__DATASET ROWS__
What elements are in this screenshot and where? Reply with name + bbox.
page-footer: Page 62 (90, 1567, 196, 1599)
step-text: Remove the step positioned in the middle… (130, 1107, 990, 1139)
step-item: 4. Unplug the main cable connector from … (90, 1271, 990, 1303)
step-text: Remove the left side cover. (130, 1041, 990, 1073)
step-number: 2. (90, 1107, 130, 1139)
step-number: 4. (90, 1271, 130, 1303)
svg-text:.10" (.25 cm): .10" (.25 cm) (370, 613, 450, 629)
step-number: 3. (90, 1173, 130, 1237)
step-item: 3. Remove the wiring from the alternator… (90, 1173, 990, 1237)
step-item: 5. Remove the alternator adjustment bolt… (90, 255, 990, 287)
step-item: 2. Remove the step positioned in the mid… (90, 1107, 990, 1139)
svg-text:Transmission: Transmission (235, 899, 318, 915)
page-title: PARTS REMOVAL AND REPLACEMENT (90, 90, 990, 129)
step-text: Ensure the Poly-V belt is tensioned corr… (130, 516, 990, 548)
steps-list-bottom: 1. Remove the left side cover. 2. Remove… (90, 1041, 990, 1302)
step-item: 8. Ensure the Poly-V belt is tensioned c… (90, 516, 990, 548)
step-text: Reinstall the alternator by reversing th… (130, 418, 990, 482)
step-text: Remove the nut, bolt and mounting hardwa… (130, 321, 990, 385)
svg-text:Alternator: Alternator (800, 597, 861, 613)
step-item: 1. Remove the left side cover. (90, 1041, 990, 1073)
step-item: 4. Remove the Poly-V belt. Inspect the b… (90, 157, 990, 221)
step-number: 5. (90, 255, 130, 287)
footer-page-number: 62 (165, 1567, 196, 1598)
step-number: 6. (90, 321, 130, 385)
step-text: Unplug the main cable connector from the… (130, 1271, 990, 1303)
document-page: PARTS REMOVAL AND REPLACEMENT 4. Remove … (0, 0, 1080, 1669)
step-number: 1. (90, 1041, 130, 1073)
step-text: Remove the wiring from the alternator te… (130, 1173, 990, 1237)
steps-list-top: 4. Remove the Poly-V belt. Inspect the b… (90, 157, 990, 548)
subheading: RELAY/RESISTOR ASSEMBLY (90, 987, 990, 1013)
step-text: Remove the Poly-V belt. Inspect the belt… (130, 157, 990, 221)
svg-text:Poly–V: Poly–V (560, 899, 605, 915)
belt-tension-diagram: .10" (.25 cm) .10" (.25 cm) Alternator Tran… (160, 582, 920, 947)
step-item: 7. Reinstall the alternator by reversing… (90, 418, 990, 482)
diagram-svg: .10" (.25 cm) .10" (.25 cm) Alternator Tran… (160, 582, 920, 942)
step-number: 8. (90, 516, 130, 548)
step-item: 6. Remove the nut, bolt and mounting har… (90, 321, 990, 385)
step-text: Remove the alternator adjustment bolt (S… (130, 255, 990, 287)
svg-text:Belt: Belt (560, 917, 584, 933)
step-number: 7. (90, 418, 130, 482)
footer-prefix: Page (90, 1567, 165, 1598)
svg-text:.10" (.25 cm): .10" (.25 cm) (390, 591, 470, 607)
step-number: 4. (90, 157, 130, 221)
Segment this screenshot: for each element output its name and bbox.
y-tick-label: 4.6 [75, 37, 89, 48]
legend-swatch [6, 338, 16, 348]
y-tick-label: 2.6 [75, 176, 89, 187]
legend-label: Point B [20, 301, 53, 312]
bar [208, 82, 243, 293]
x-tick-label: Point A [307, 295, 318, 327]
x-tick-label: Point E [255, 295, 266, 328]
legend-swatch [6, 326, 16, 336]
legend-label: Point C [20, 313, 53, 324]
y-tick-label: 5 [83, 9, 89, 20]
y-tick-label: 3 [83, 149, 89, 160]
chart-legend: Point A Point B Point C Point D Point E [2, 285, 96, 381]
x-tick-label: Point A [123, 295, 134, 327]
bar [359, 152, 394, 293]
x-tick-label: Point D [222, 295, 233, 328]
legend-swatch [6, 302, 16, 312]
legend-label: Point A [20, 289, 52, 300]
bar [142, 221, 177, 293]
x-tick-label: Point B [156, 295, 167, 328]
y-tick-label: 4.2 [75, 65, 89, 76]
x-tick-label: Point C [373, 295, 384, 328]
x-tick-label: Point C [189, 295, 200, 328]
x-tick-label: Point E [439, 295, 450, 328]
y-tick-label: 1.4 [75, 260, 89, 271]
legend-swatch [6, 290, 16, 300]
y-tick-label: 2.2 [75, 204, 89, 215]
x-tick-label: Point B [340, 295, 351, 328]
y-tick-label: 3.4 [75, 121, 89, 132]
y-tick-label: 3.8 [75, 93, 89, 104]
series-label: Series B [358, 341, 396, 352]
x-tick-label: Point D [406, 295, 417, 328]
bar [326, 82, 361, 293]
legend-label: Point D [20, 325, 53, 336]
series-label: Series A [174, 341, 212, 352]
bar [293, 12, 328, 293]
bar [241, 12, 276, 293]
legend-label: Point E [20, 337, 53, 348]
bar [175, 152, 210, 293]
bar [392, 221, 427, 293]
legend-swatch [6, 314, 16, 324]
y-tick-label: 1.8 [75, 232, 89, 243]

__TO DO__
Give every line of the entries above as a JSON list of strings, one string per line, with blank lines left out.

__EXERCISE RESPONSE__
[
  "What elements are in this screenshot and where? Reply with name + bbox.",
  "page-footer: Page 62 (90, 1567, 196, 1599)",
  "step-text: Remove the step positioned in the middle… (130, 1107, 990, 1139)",
  "step-item: 4. Unplug the main cable connector from … (90, 1271, 990, 1303)",
  "step-text: Remove the left side cover. (130, 1041, 990, 1073)",
  "step-number: 2. (90, 1107, 130, 1139)",
  "step-number: 4. (90, 1271, 130, 1303)",
  "svg-text:.10\" (.25 cm): .10\" (.25 cm) (370, 613, 450, 629)",
  "step-number: 3. (90, 1173, 130, 1237)",
  "step-item: 3. Remove the wiring from the alternator… (90, 1173, 990, 1237)",
  "step-item: 5. Remove the alternator adjustment bolt… (90, 255, 990, 287)",
  "step-item: 2. Remove the step positioned in the mid… (90, 1107, 990, 1139)",
  "svg-text:Transmission: Transmission (235, 899, 318, 915)",
  "page-title: PARTS REMOVAL AND REPLACEMENT (90, 90, 990, 129)",
  "step-text: Ensure the Poly-V belt is tensioned corr… (130, 516, 990, 548)",
  "steps-list-bottom: 1. Remove the left side cover. 2. Remove… (90, 1041, 990, 1302)",
  "step-item: 8. Ensure the Poly-V belt is tensioned c… (90, 516, 990, 548)",
  "step-text: Reinstall the alternator by reversing th… (130, 418, 990, 482)",
  "step-text: Remove the nut, bolt and mounting hardwa… (130, 321, 990, 385)",
  "svg-text:Alternator: Alternator (800, 597, 861, 613)",
  "step-item: 1. Remove the left side cover. (90, 1041, 990, 1073)",
  "step-item: 4. Remove the Poly-V belt. Inspect the b… (90, 157, 990, 221)",
  "step-number: 5. (90, 255, 130, 287)",
  "footer-page-number: 62 (165, 1567, 196, 1598)",
  "step-number: 6. (90, 321, 130, 385)",
  "step-text: Unplug the main cable connector from the… (130, 1271, 990, 1303)",
  "document-page: PARTS REMOVAL AND REPLACEMENT 4. Remove … (0, 0, 1080, 1669)",
  "step-number: 1. (90, 1041, 130, 1073)",
  "step-text: Remove the wiring from the alternator te… (130, 1173, 990, 1237)",
  "steps-list-top: 4. Remove the Poly-V belt. Inspect the b… (90, 157, 990, 548)",
  "subheading: RELAY/RESISTOR ASSEMBLY (90, 987, 990, 1013)",
  "step-text: Remove the Poly-V belt. Inspect the belt… (130, 157, 990, 221)",
  "svg-text:Poly–V: Poly–V (560, 899, 605, 915)",
  "belt-tension-diagram: .10\" (.25 cm) .10\" (.25 cm) Alternator Tran… (160, 582, 920, 947)",
  "step-item: 7. Reinstall the alternator by reversing… (90, 418, 990, 482)",
  "diagram-svg: .10\" (.25 cm) .10\" (.25 cm) Alternator Tran… (160, 582, 920, 942)",
  "step-number: 8. (90, 516, 130, 548)",
  "step-item: 6. Remove the nut, bolt and mounting har… (90, 321, 990, 385)",
  "step-text: Remove the alternator adjustment bolt (S… (130, 255, 990, 287)",
  "svg-text:Belt: Belt (560, 917, 584, 933)",
  "step-number: 7. (90, 418, 130, 482)",
  "footer-prefix: Page (90, 1567, 165, 1598)",
  "svg-text:.10\" (.25 cm): .10\" (.25 cm) (390, 591, 470, 607)",
  "step-number: 4. (90, 157, 130, 221)",
  "Segment this screenshot: for each element output its name and bbox.",
  "y-tick-label: 4.6 [75, 37, 89, 48]",
  "legend-swatch [6, 338, 16, 348]",
  "y-tick-label: 2.6 [75, 176, 89, 187]",
  "legend-label: Point B [20, 301, 53, 312]",
  "bar [208, 82, 243, 293]",
  "x-tick-label: Point A [307, 295, 318, 327]",
  "x-tick-label: Point E [255, 295, 266, 328]",
  "legend-swatch [6, 326, 16, 336]",
  "legend-label: Point C [20, 313, 53, 324]",
  "y-tick-label: 5 [83, 9, 89, 20]",
  "y-tick-label: 3 [83, 149, 89, 160]",
  "chart-legend: Point A Point B Point C Point D Point E [2, 285, 96, 381]",
  "x-tick-label: Point A [123, 295, 134, 327]",
  "bar [359, 152, 394, 293]",
  "x-tick-label: Point D [222, 295, 233, 328]",
  "legend-swatch [6, 302, 16, 312]",
  "legend-label: Point A [20, 289, 52, 300]",
  "bar [142, 221, 177, 293]",
  "x-tick-label: Point B [156, 295, 167, 328]",
  "y-tick-label: 4.2 [75, 65, 89, 76]",
  "x-tick-label: Point C [373, 295, 384, 328]",
  "x-tick-label: Point C [189, 295, 200, 328]",
  "x-tick-label: Point E [439, 295, 450, 328]",
  "y-tick-label: 1.4 [75, 260, 89, 271]",
  "legend-swatch [6, 290, 16, 300]",
  "y-tick-label: 2.2 [75, 204, 89, 215]",
  "x-tick-label: Point B [340, 295, 351, 328]",
  "y-tick-label: 3.4 [75, 121, 89, 132]",
  "y-tick-label: 3.8 [75, 93, 89, 104]",
  "series-label: Series B [358, 341, 396, 352]",
  "x-tick-label: Point D [406, 295, 417, 328]",
  "bar [326, 82, 361, 293]",
  "legend-label: Point D [20, 325, 53, 336]",
  "series-label: Series A [174, 341, 212, 352]",
  "bar [293, 12, 328, 293]",
  "bar [241, 12, 276, 293]",
  "legend-label: Point E [20, 337, 53, 348]",
  "bar [175, 152, 210, 293]",
  "bar [392, 221, 427, 293]",
  "legend-swatch [6, 314, 16, 324]",
  "y-tick-label: 1.8 [75, 232, 89, 243]"
]